··· SOURCE DOCUMENT ···

# Rewarding the hubby with something special...need advice



## strugglingtostaysane (Jan 5, 2015)

I feel rather silly asking for this kind of advice, but here goes. Recently my husband and I went through a rough patch. We are both dedicated to making changes to improve things though, and I'm starting to see differences already. I have been delighted by his efforts and wanted to "reward" him a bit. This is where I need some advice. We typically have sex once a week (sometimes twice if we're lucky!) and he gets oral about once every week or two. Sometimes the oral is just a prelude to the sex, but sometimes I finish and swallow for him as well. We don't use toys or do anal- neither of us are really into that. Anyhow, I am looking for something new and different than our usual- not that our usual isn't satisfying; I'd just like to do something special to show him that I really do appreciate the work he's been putting into our relationship. Any ideas? What is something you would like as a 'thank you' if it were your significant other asking this question? Specific clothes before sex or certain positions or anything you can think of. Thanks!


----------



## Methuselah (Nov 24, 2014)

Blow job.


----------



## MyTurn (Oct 27, 2013)

well,
I was reading in the living room and wife came in wearing a very sexy babydoll and highheels ,
just waves to me to follow her in the bedroom without saying a word. so i do.once there she says: I'm a bad girl and feel very naughty!
you can gess the rest.


----------



## askari (Jun 21, 2012)

Ummm...I'm not entirely sure that a 'thank-you' is entirely appropriate here. I might be wrong.

··· SUPPLIED RECORDS ···

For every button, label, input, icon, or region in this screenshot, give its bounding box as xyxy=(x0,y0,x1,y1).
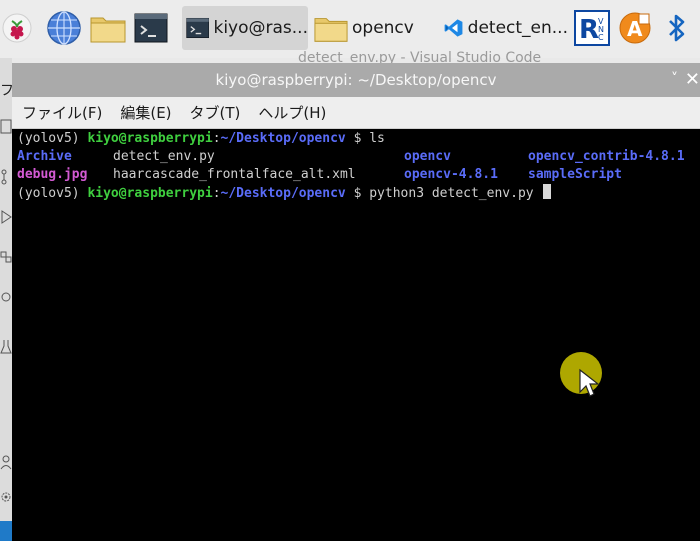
svg-text:R: R xyxy=(579,15,599,45)
close-icon[interactable]: ✕ xyxy=(685,69,700,90)
taskbar-vscode-window-button[interactable]: detect_en... xyxy=(442,6,568,50)
vnc-tray-button[interactable]: R V N C xyxy=(574,6,614,50)
terminal-icon xyxy=(134,13,168,43)
terminal-output[interactable]: (yolov5) kiyo@raspberrypi:~/Desktop/open… xyxy=(12,129,700,541)
status-bar-remote-indicator xyxy=(0,521,12,541)
raspberry-icon xyxy=(2,13,32,43)
debug-icon xyxy=(1,210,12,224)
input-method-tray-button[interactable]: A xyxy=(618,6,658,50)
menu-help[interactable]: ヘルプ(H) xyxy=(258,102,326,123)
prompt-path: ~/Desktop/opencv xyxy=(220,186,346,201)
testing-icon xyxy=(0,340,12,354)
menu-tabs[interactable]: タブ(T) xyxy=(190,102,241,123)
prompt-env: (yolov5) xyxy=(17,186,88,201)
folder-icon xyxy=(314,18,348,42)
prompt-end: $ xyxy=(345,131,370,146)
terminal-launcher[interactable] xyxy=(134,6,172,50)
account-icon xyxy=(0,455,12,470)
taskbar-files-label: opencv xyxy=(352,18,414,38)
bluetooth-icon xyxy=(669,14,685,42)
terminal-line-4: (yolov5) kiyo@raspberrypi:~/Desktop/open… xyxy=(17,184,552,203)
ls-entry-image: debug.jpg xyxy=(17,167,88,182)
terminal-icon xyxy=(186,17,210,39)
prompt-end: $ xyxy=(345,186,370,201)
prompt-env: (yolov5) xyxy=(17,131,88,146)
prompt-separator: : xyxy=(212,186,221,201)
text-cursor xyxy=(543,184,552,199)
prompt-user: kiyo@raspberrypi xyxy=(87,131,213,146)
ls-entry-file: haarcascade_frontalface_alt.xml xyxy=(113,167,356,182)
terminal-window: kiyo@raspberrypi: ~/Desktop/opencv ˅ ✕ フ… xyxy=(12,63,700,541)
command-text: python3 detect_env.py xyxy=(369,186,542,201)
command-text: ls xyxy=(369,131,385,146)
vnc-icon: R V N C xyxy=(574,10,610,46)
prompt-separator: : xyxy=(212,131,221,146)
window-titlebar[interactable]: kiyo@raspberrypi: ~/Desktop/opencv ˅ ✕ xyxy=(12,63,700,97)
extensions-icon xyxy=(0,251,12,263)
vscode-icon xyxy=(444,19,463,37)
globe-icon xyxy=(47,11,81,45)
svg-text:C: C xyxy=(598,33,604,42)
terminal-line-1: (yolov5) kiyo@raspberrypi:~/Desktop/open… xyxy=(17,130,385,148)
explorer-icon xyxy=(0,119,12,134)
prompt-user: kiyo@raspberrypi xyxy=(87,186,213,201)
minimize-chevron-icon[interactable]: ˅ xyxy=(671,71,678,87)
source-control-icon xyxy=(1,169,7,185)
remote-icon xyxy=(1,292,11,302)
raspberry-menu-button[interactable] xyxy=(2,6,38,50)
prompt-path: ~/Desktop/opencv xyxy=(220,131,346,146)
menu-file[interactable]: ファイル(F) xyxy=(22,102,102,123)
window-title: kiyo@raspberrypi: ~/Desktop/opencv xyxy=(215,71,497,89)
bluetooth-tray-button[interactable] xyxy=(666,6,696,50)
taskbar-terminal-label: kiyo@ras... xyxy=(213,18,308,38)
folder-icon xyxy=(90,17,126,43)
taskbar-vscode-label: detect_en... xyxy=(467,18,568,38)
ls-entry-directory: sampleScript xyxy=(528,167,622,182)
file-manager-launcher[interactable] xyxy=(90,6,128,50)
web-browser-button[interactable] xyxy=(46,6,86,50)
mouse-pointer-icon xyxy=(579,368,600,397)
menu-edit[interactable]: 編集(E) xyxy=(120,102,171,123)
taskbar-files-window-button[interactable]: opencv xyxy=(312,6,438,50)
ls-entry-directory: opencv_contrib-4.8.1 xyxy=(528,149,685,164)
ls-entry-directory: opencv-4.8.1 xyxy=(404,167,498,182)
menu-bar: ファイル(F) 編集(E) タブ(T) ヘルプ(H) xyxy=(12,97,700,129)
input-method-icon: A xyxy=(619,12,651,44)
settings-gear-icon xyxy=(1,492,11,502)
ls-entry-directory: Archive xyxy=(17,149,72,164)
ls-entry-file: detect_env.py xyxy=(113,149,215,164)
taskbar: kiyo@ras... opencv detect_en... R V N C … xyxy=(0,0,700,66)
ls-entry-directory: opencv xyxy=(404,149,451,164)
background-editor-sidebar: フ xyxy=(0,58,14,541)
taskbar-terminal-window-button[interactable]: kiyo@ras... xyxy=(182,6,308,50)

···

WHAT YOU HAVE TO DO
Reproduce the forum thread from "## Methuselah (Nov" to "feel very naughty!" word for word. The data shown here is separate material with no connection to the forum thread.

ANSWER TO THIS EXERCISE
## Methuselah (Nov 24, 2014)

Blow job.


----------



## MyTurn (Oct 27, 2013)

well,
I was reading in the living room and wife came in wearing a very sexy babydoll and highheels ,
just waves to me to follow her in the bedroom without saying a word. so i do.once there she says: I'm a bad girl and feel very naughty!